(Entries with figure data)
· · ·

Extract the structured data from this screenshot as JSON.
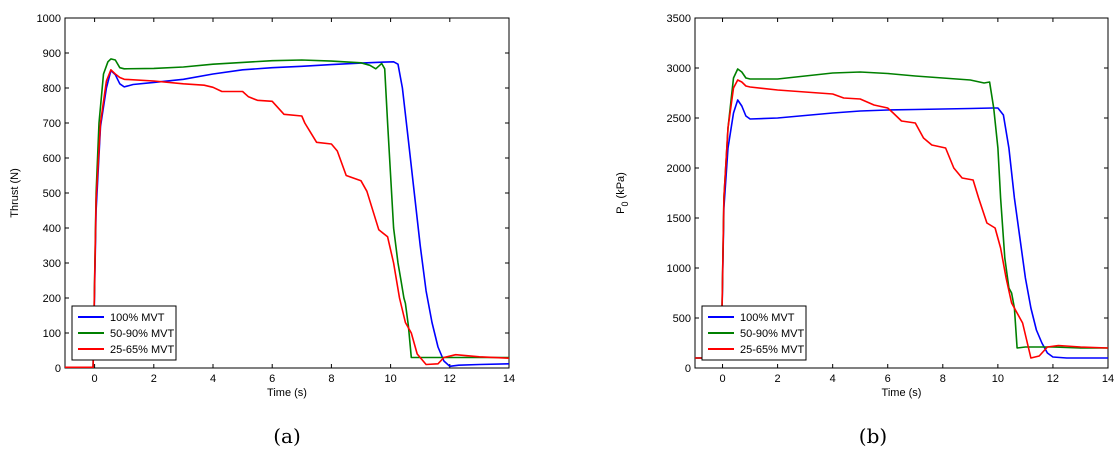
{
  "chart_data": [
    {
      "type": "line",
      "caption": "(a)",
      "title": "",
      "xlabel": "Time (s)",
      "ylabel": "Thrust (N)",
      "xlim": [
        -1,
        14
      ],
      "ylim": [
        0,
        1000
      ],
      "xticks": [
        0,
        2,
        4,
        6,
        8,
        10,
        12,
        14
      ],
      "yticks": [
        0,
        100,
        200,
        300,
        400,
        500,
        600,
        700,
        800,
        900,
        1000
      ],
      "grid": false,
      "legend_position": "bottom-left",
      "series": [
        {
          "name": "100% MVT",
          "color": "#0000ff",
          "points": [
            [
              -1,
              0
            ],
            [
              -0.05,
              0
            ],
            [
              0.05,
              450
            ],
            [
              0.2,
              690
            ],
            [
              0.4,
              800
            ],
            [
              0.55,
              850
            ],
            [
              0.7,
              838
            ],
            [
              0.85,
              812
            ],
            [
              1.0,
              803
            ],
            [
              1.3,
              810
            ],
            [
              2,
              816
            ],
            [
              3,
              825
            ],
            [
              4,
              840
            ],
            [
              5,
              852
            ],
            [
              6,
              858
            ],
            [
              7,
              862
            ],
            [
              8,
              867
            ],
            [
              9,
              871
            ],
            [
              9.5,
              873
            ],
            [
              10.1,
              875
            ],
            [
              10.25,
              868
            ],
            [
              10.4,
              800
            ],
            [
              10.6,
              650
            ],
            [
              10.8,
              500
            ],
            [
              11.0,
              350
            ],
            [
              11.2,
              220
            ],
            [
              11.4,
              130
            ],
            [
              11.6,
              60
            ],
            [
              11.8,
              20
            ],
            [
              12.0,
              5
            ],
            [
              12.3,
              8
            ],
            [
              13,
              10
            ],
            [
              14,
              12
            ]
          ]
        },
        {
          "name": "50-90% MVT",
          "color": "#008000",
          "points": [
            [
              -1,
              0
            ],
            [
              -0.05,
              0
            ],
            [
              0.05,
              500
            ],
            [
              0.15,
              700
            ],
            [
              0.3,
              840
            ],
            [
              0.45,
              875
            ],
            [
              0.55,
              883
            ],
            [
              0.7,
              880
            ],
            [
              0.85,
              858
            ],
            [
              1.0,
              855
            ],
            [
              2,
              856
            ],
            [
              3,
              860
            ],
            [
              4,
              868
            ],
            [
              5,
              873
            ],
            [
              6,
              878
            ],
            [
              7,
              880
            ],
            [
              8,
              877
            ],
            [
              9,
              872
            ],
            [
              9.3,
              865
            ],
            [
              9.5,
              855
            ],
            [
              9.7,
              870
            ],
            [
              9.8,
              855
            ],
            [
              9.9,
              700
            ],
            [
              10.0,
              550
            ],
            [
              10.1,
              400
            ],
            [
              10.25,
              300
            ],
            [
              10.35,
              250
            ],
            [
              10.45,
              200
            ],
            [
              10.5,
              185
            ],
            [
              10.6,
              120
            ],
            [
              10.7,
              30
            ],
            [
              11.0,
              30
            ],
            [
              12,
              30
            ],
            [
              13,
              30
            ],
            [
              14,
              30
            ]
          ]
        },
        {
          "name": "25-65% MVT",
          "color": "#ff0000",
          "points": [
            [
              -1,
              2
            ],
            [
              -0.05,
              2
            ],
            [
              0.05,
              480
            ],
            [
              0.2,
              700
            ],
            [
              0.4,
              820
            ],
            [
              0.55,
              852
            ],
            [
              0.7,
              840
            ],
            [
              0.85,
              830
            ],
            [
              1.0,
              825
            ],
            [
              2,
              820
            ],
            [
              3,
              812
            ],
            [
              3.7,
              808
            ],
            [
              4,
              802
            ],
            [
              4.3,
              790
            ],
            [
              5,
              790
            ],
            [
              5.2,
              775
            ],
            [
              5.5,
              765
            ],
            [
              6,
              762
            ],
            [
              6.4,
              725
            ],
            [
              7,
              720
            ],
            [
              7.1,
              700
            ],
            [
              7.5,
              645
            ],
            [
              8,
              640
            ],
            [
              8.2,
              620
            ],
            [
              8.5,
              550
            ],
            [
              9,
              535
            ],
            [
              9.2,
              505
            ],
            [
              9.6,
              395
            ],
            [
              9.9,
              375
            ],
            [
              10.1,
              300
            ],
            [
              10.3,
              200
            ],
            [
              10.5,
              130
            ],
            [
              10.7,
              100
            ],
            [
              10.9,
              40
            ],
            [
              11.2,
              10
            ],
            [
              11.6,
              12
            ],
            [
              11.8,
              30
            ],
            [
              12.2,
              38
            ],
            [
              13,
              32
            ],
            [
              14,
              28
            ]
          ]
        }
      ]
    },
    {
      "type": "line",
      "caption": "(b)",
      "title": "",
      "xlabel": "Time (s)",
      "ylabel": "P",
      "ylabel_sub": "0",
      "ylabel_suffix": " (kPa)",
      "xlim": [
        -1,
        14
      ],
      "ylim": [
        0,
        3500
      ],
      "xticks": [
        0,
        2,
        4,
        6,
        8,
        10,
        12,
        14
      ],
      "yticks": [
        0,
        500,
        1000,
        1500,
        2000,
        2500,
        3000,
        3500
      ],
      "grid": false,
      "legend_position": "bottom-left",
      "series": [
        {
          "name": "100% MVT",
          "color": "#0000ff",
          "points": [
            [
              -1,
              100
            ],
            [
              -0.05,
              100
            ],
            [
              0.05,
              1600
            ],
            [
              0.2,
              2200
            ],
            [
              0.4,
              2550
            ],
            [
              0.55,
              2680
            ],
            [
              0.7,
              2620
            ],
            [
              0.85,
              2520
            ],
            [
              1.0,
              2490
            ],
            [
              2,
              2500
            ],
            [
              3,
              2525
            ],
            [
              4,
              2550
            ],
            [
              5,
              2570
            ],
            [
              6,
              2580
            ],
            [
              7,
              2585
            ],
            [
              8,
              2590
            ],
            [
              9,
              2595
            ],
            [
              9.8,
              2600
            ],
            [
              10.0,
              2600
            ],
            [
              10.2,
              2530
            ],
            [
              10.4,
              2200
            ],
            [
              10.6,
              1700
            ],
            [
              10.8,
              1300
            ],
            [
              11.0,
              900
            ],
            [
              11.2,
              600
            ],
            [
              11.4,
              380
            ],
            [
              11.6,
              250
            ],
            [
              11.8,
              150
            ],
            [
              12.0,
              110
            ],
            [
              12.5,
              100
            ],
            [
              13,
              100
            ],
            [
              14,
              100
            ]
          ]
        },
        {
          "name": "50-90% MVT",
          "color": "#008000",
          "points": [
            [
              -1,
              100
            ],
            [
              -0.05,
              100
            ],
            [
              0.05,
              1700
            ],
            [
              0.2,
              2400
            ],
            [
              0.4,
              2900
            ],
            [
              0.55,
              2990
            ],
            [
              0.7,
              2960
            ],
            [
              0.85,
              2900
            ],
            [
              1.0,
              2890
            ],
            [
              2,
              2890
            ],
            [
              3,
              2920
            ],
            [
              4,
              2950
            ],
            [
              5,
              2960
            ],
            [
              6,
              2945
            ],
            [
              7,
              2920
            ],
            [
              8,
              2900
            ],
            [
              9,
              2880
            ],
            [
              9.5,
              2850
            ],
            [
              9.7,
              2860
            ],
            [
              9.85,
              2600
            ],
            [
              10.0,
              2200
            ],
            [
              10.1,
              1700
            ],
            [
              10.25,
              1100
            ],
            [
              10.4,
              800
            ],
            [
              10.5,
              750
            ],
            [
              10.6,
              600
            ],
            [
              10.7,
              200
            ],
            [
              11.0,
              210
            ],
            [
              12,
              210
            ],
            [
              13,
              200
            ],
            [
              14,
              200
            ]
          ]
        },
        {
          "name": "25-65% MVT",
          "color": "#ff0000",
          "points": [
            [
              -1,
              100
            ],
            [
              -0.05,
              100
            ],
            [
              0.05,
              1700
            ],
            [
              0.2,
              2400
            ],
            [
              0.4,
              2800
            ],
            [
              0.55,
              2880
            ],
            [
              0.7,
              2860
            ],
            [
              0.85,
              2820
            ],
            [
              1.0,
              2810
            ],
            [
              2,
              2780
            ],
            [
              3,
              2760
            ],
            [
              4,
              2740
            ],
            [
              4.4,
              2700
            ],
            [
              5,
              2690
            ],
            [
              5.5,
              2630
            ],
            [
              6,
              2600
            ],
            [
              6.2,
              2550
            ],
            [
              6.5,
              2470
            ],
            [
              7,
              2450
            ],
            [
              7.3,
              2300
            ],
            [
              7.6,
              2230
            ],
            [
              8.1,
              2200
            ],
            [
              8.4,
              2000
            ],
            [
              8.7,
              1900
            ],
            [
              9.1,
              1880
            ],
            [
              9.3,
              1700
            ],
            [
              9.6,
              1450
            ],
            [
              9.9,
              1400
            ],
            [
              10.1,
              1200
            ],
            [
              10.3,
              900
            ],
            [
              10.5,
              650
            ],
            [
              10.7,
              550
            ],
            [
              10.9,
              450
            ],
            [
              11.2,
              100
            ],
            [
              11.5,
              120
            ],
            [
              11.8,
              210
            ],
            [
              12.2,
              225
            ],
            [
              13,
              210
            ],
            [
              14,
              200
            ]
          ]
        }
      ]
    }
  ]
}
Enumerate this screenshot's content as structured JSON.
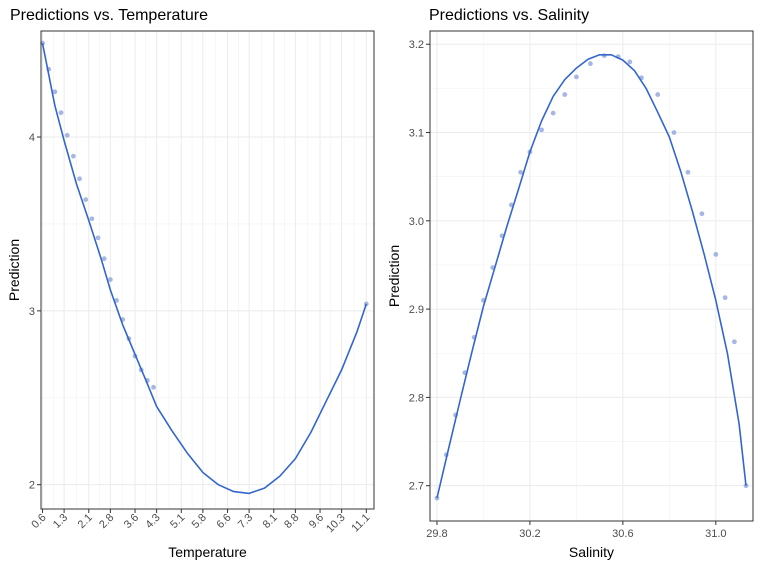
{
  "chart_data": [
    {
      "type": "scatter",
      "title": "Predictions vs. Temperature",
      "xlabel": "Temperature",
      "ylabel": "Prediction",
      "xlim": [
        0.55,
        11.35
      ],
      "ylim": [
        1.86,
        4.61
      ],
      "x_ticks": [
        0.6,
        1.3,
        2.1,
        2.8,
        3.6,
        4.3,
        5.1,
        5.8,
        6.6,
        7.3,
        8.1,
        8.8,
        9.6,
        10.3,
        11.1
      ],
      "x_tick_labels": [
        "0.6",
        "1.3",
        "2.1",
        "2.8",
        "3.6",
        "4.3",
        "5.1",
        "5.8",
        "6.6",
        "7.3",
        "8.1",
        "8.8",
        "9.6",
        "10.3",
        "11.1"
      ],
      "x_tick_rotation": 45,
      "y_ticks": [
        2,
        3,
        4
      ],
      "y_tick_labels": [
        "2",
        "3",
        "4"
      ],
      "grid": true,
      "series": [
        {
          "color": "#3366cc",
          "x": [
            0.6,
            1.0,
            1.3,
            1.7,
            2.1,
            2.5,
            2.8,
            3.2,
            3.6,
            4.0,
            4.3,
            4.8,
            5.3,
            5.8,
            6.3,
            6.8,
            7.3,
            7.8,
            8.3,
            8.8,
            9.3,
            9.8,
            10.3,
            10.8,
            11.1
          ],
          "y": [
            4.54,
            4.18,
            3.98,
            3.73,
            3.52,
            3.3,
            3.12,
            2.92,
            2.75,
            2.58,
            2.45,
            2.31,
            2.18,
            2.07,
            2.0,
            1.96,
            1.95,
            1.98,
            2.05,
            2.15,
            2.3,
            2.48,
            2.66,
            2.88,
            3.04
          ]
        }
      ],
      "points": {
        "color": "#8a9fd9",
        "x": [
          0.6,
          0.8,
          1.0,
          1.2,
          1.4,
          1.6,
          1.8,
          2.0,
          2.2,
          2.4,
          2.6,
          2.8,
          3.0,
          3.2,
          3.4,
          3.6,
          3.8,
          4.0,
          4.2,
          11.1
        ],
        "y": [
          4.54,
          4.39,
          4.26,
          4.14,
          4.01,
          3.89,
          3.76,
          3.64,
          3.53,
          3.42,
          3.3,
          3.18,
          3.06,
          2.95,
          2.84,
          2.74,
          2.66,
          2.6,
          2.56,
          3.04
        ]
      }
    },
    {
      "type": "scatter",
      "title": "Predictions vs. Salinity",
      "xlabel": "Salinity",
      "ylabel": "Prediction",
      "xlim": [
        29.77,
        31.16
      ],
      "ylim": [
        2.66,
        3.215
      ],
      "x_ticks": [
        29.8,
        30.2,
        30.6,
        31.0
      ],
      "x_tick_labels": [
        "29.8",
        "30.2",
        "30.6",
        "31.0"
      ],
      "y_ticks": [
        2.7,
        2.8,
        2.9,
        3.0,
        3.1,
        3.2
      ],
      "y_tick_labels": [
        "2.7",
        "2.8",
        "2.9",
        "3.0",
        "3.1",
        "3.2"
      ],
      "grid": true,
      "series": [
        {
          "color": "#3366cc",
          "x": [
            29.8,
            29.85,
            29.9,
            29.95,
            30.0,
            30.05,
            30.1,
            30.15,
            30.2,
            30.25,
            30.3,
            30.35,
            30.4,
            30.45,
            30.5,
            30.55,
            30.6,
            30.65,
            30.7,
            30.75,
            30.8,
            30.85,
            30.9,
            30.95,
            31.0,
            31.05,
            31.1,
            31.13
          ],
          "y": [
            2.686,
            2.742,
            2.797,
            2.851,
            2.903,
            2.948,
            2.993,
            3.035,
            3.078,
            3.113,
            3.141,
            3.16,
            3.173,
            3.183,
            3.188,
            3.188,
            3.182,
            3.17,
            3.15,
            3.123,
            3.095,
            3.055,
            3.01,
            2.962,
            2.91,
            2.85,
            2.77,
            2.7
          ]
        }
      ],
      "points": {
        "color": "#8a9fd9",
        "x": [
          29.8,
          29.84,
          29.88,
          29.92,
          29.96,
          30.0,
          30.04,
          30.08,
          30.12,
          30.16,
          30.2,
          30.25,
          30.3,
          30.35,
          30.4,
          30.46,
          30.52,
          30.58,
          30.63,
          30.68,
          30.75,
          30.82,
          30.88,
          30.94,
          31.0,
          31.04,
          31.08,
          31.13
        ],
        "y": [
          2.686,
          2.735,
          2.78,
          2.828,
          2.868,
          2.91,
          2.947,
          2.983,
          3.018,
          3.055,
          3.078,
          3.103,
          3.122,
          3.143,
          3.163,
          3.178,
          3.187,
          3.186,
          3.18,
          3.162,
          3.143,
          3.1,
          3.055,
          3.008,
          2.962,
          2.913,
          2.863,
          2.7
        ]
      }
    }
  ]
}
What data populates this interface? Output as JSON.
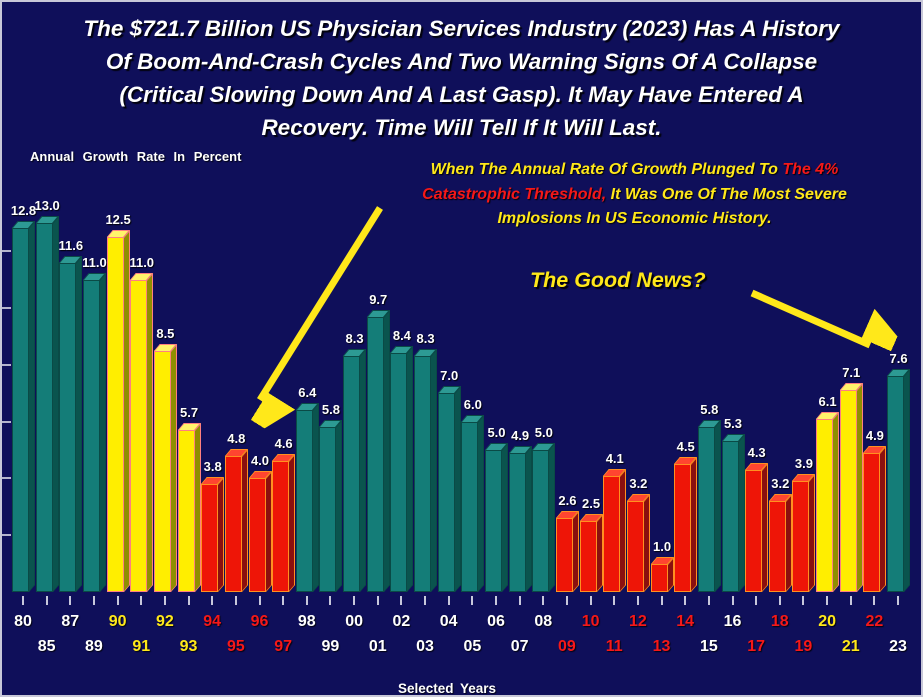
{
  "title": {
    "lines": [
      "The $721.7 Billion US Physician Services Industry (2023) Has A History",
      "Of Boom-And-Crash Cycles And Two Warning Signs Of A Collapse",
      "(Critical Slowing Down And A Last Gasp). It May Have Entered A",
      "Recovery. Time Will Tell If It Will Last."
    ]
  },
  "axis_note": "Annual Growth Rate In Percent",
  "xlabel": "Selected Years",
  "good_news": "The Good News?",
  "callout": {
    "lines": [
      [
        {
          "text": "When The Annual Rate Of Growth Plunged To ",
          "color": "yellow"
        },
        {
          "text": "The 4%",
          "color": "red"
        }
      ],
      [
        {
          "text": "Catastrophic Threshold,",
          "color": "red"
        },
        {
          "text": " It Was One Of The Most Severe",
          "color": "yellow"
        }
      ],
      [
        {
          "text": "Implosions In US Economic History.",
          "color": "yellow"
        }
      ]
    ]
  },
  "colors": {
    "background": "#0f0f5a",
    "accent_yellow": "#ffe81a",
    "accent_red": "#f51818",
    "white": "#ffffff",
    "teal_front": "#147d78",
    "teal_top": "#2d9a94",
    "teal_side": "#0a544e",
    "teal_outline": "#0a4a46",
    "yellow_front": "#ffee00",
    "yellow_top": "#fff46a",
    "yellow_side": "#8f8f00",
    "yellow_outline": "#ff8080",
    "red_front": "#ee1507",
    "red_top": "#ff4530",
    "red_side": "#8a0f0f",
    "red_outline": "#ff9020"
  },
  "chart_data": {
    "type": "bar",
    "title": "The $721.7 Billion US Physician Services Industry (2023) Has A History Of Boom-And-Crash Cycles And Two Warning Signs Of A Collapse (Critical Slowing Down And A Last Gasp). It May Have Entered A Recovery. Time Will Tell If It Will Last.",
    "ylabel": "Annual Growth Rate In Percent",
    "xlabel": "Selected Years",
    "ylim": [
      0,
      14
    ],
    "yticks": [
      2,
      4,
      6,
      8,
      10,
      12
    ],
    "grid": false,
    "legend": false,
    "categories": [
      "80",
      "85",
      "87",
      "89",
      "90",
      "91",
      "92",
      "93",
      "94",
      "95",
      "96",
      "97",
      "98",
      "99",
      "00",
      "01",
      "02",
      "03",
      "04",
      "05",
      "06",
      "07",
      "08",
      "09",
      "10",
      "11",
      "12",
      "13",
      "14",
      "15",
      "16",
      "17",
      "18",
      "19",
      "20",
      "21",
      "22",
      "23"
    ],
    "values": [
      12.8,
      13.0,
      11.6,
      11.0,
      12.5,
      11.0,
      8.5,
      5.7,
      3.8,
      4.8,
      4.0,
      4.6,
      6.4,
      5.8,
      8.3,
      9.7,
      8.4,
      8.3,
      7.0,
      6.0,
      5.0,
      4.9,
      5.0,
      2.6,
      2.5,
      4.1,
      3.2,
      1.0,
      4.5,
      5.8,
      5.3,
      4.3,
      3.2,
      3.9,
      6.1,
      7.1,
      4.9,
      7.6
    ],
    "value_labels": [
      "12.8",
      "13.0",
      "11.6",
      "11.0",
      "12.5",
      "11.0",
      "8.5",
      "5.7",
      "3.8",
      "4.8",
      "4.0",
      "4.6",
      "6.4",
      "5.8",
      "8.3",
      "9.7",
      "8.4",
      "8.3",
      "7.0",
      "6.0",
      "5.0",
      "4.9",
      "5.0",
      "2.6",
      "2.5",
      "4.1",
      "3.2",
      "1.0",
      "4.5",
      "5.8",
      "5.3",
      "4.3",
      "3.2",
      "3.9",
      "6.1",
      "7.1",
      "4.9",
      "7.6"
    ],
    "bar_colors": [
      "teal",
      "teal",
      "teal",
      "teal",
      "yellow",
      "yellow",
      "yellow",
      "yellow",
      "red",
      "red",
      "red",
      "red",
      "teal",
      "teal",
      "teal",
      "teal",
      "teal",
      "teal",
      "teal",
      "teal",
      "teal",
      "teal",
      "teal",
      "red",
      "red",
      "red",
      "red",
      "red",
      "red",
      "teal",
      "teal",
      "red",
      "red",
      "red",
      "yellow",
      "yellow",
      "red",
      "teal"
    ],
    "tick_label_colors": [
      "white",
      "white",
      "white",
      "white",
      "yellow",
      "yellow",
      "yellow",
      "yellow",
      "red",
      "red",
      "red",
      "red",
      "white",
      "white",
      "white",
      "white",
      "white",
      "white",
      "white",
      "white",
      "white",
      "white",
      "white",
      "red",
      "red",
      "red",
      "red",
      "red",
      "red",
      "white",
      "white",
      "red",
      "red",
      "red",
      "yellow",
      "yellow",
      "red",
      "white"
    ],
    "annotations": [
      {
        "name": "callout-arrow",
        "from": [
          378,
          206
        ],
        "to": [
          258,
          398
        ]
      },
      {
        "name": "good-news-arrow",
        "from": [
          750,
          291
        ],
        "to": [
          868,
          343
        ]
      }
    ]
  }
}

· · ·

Find each line that has the word "Annual", then copy it out.

  "axis_note": "Annual Growth Rate In Percent",
          "text": "When The Annual Rate Of Growth Plunged To ",
    "ylabel": "Annual Growth Rate In Percent",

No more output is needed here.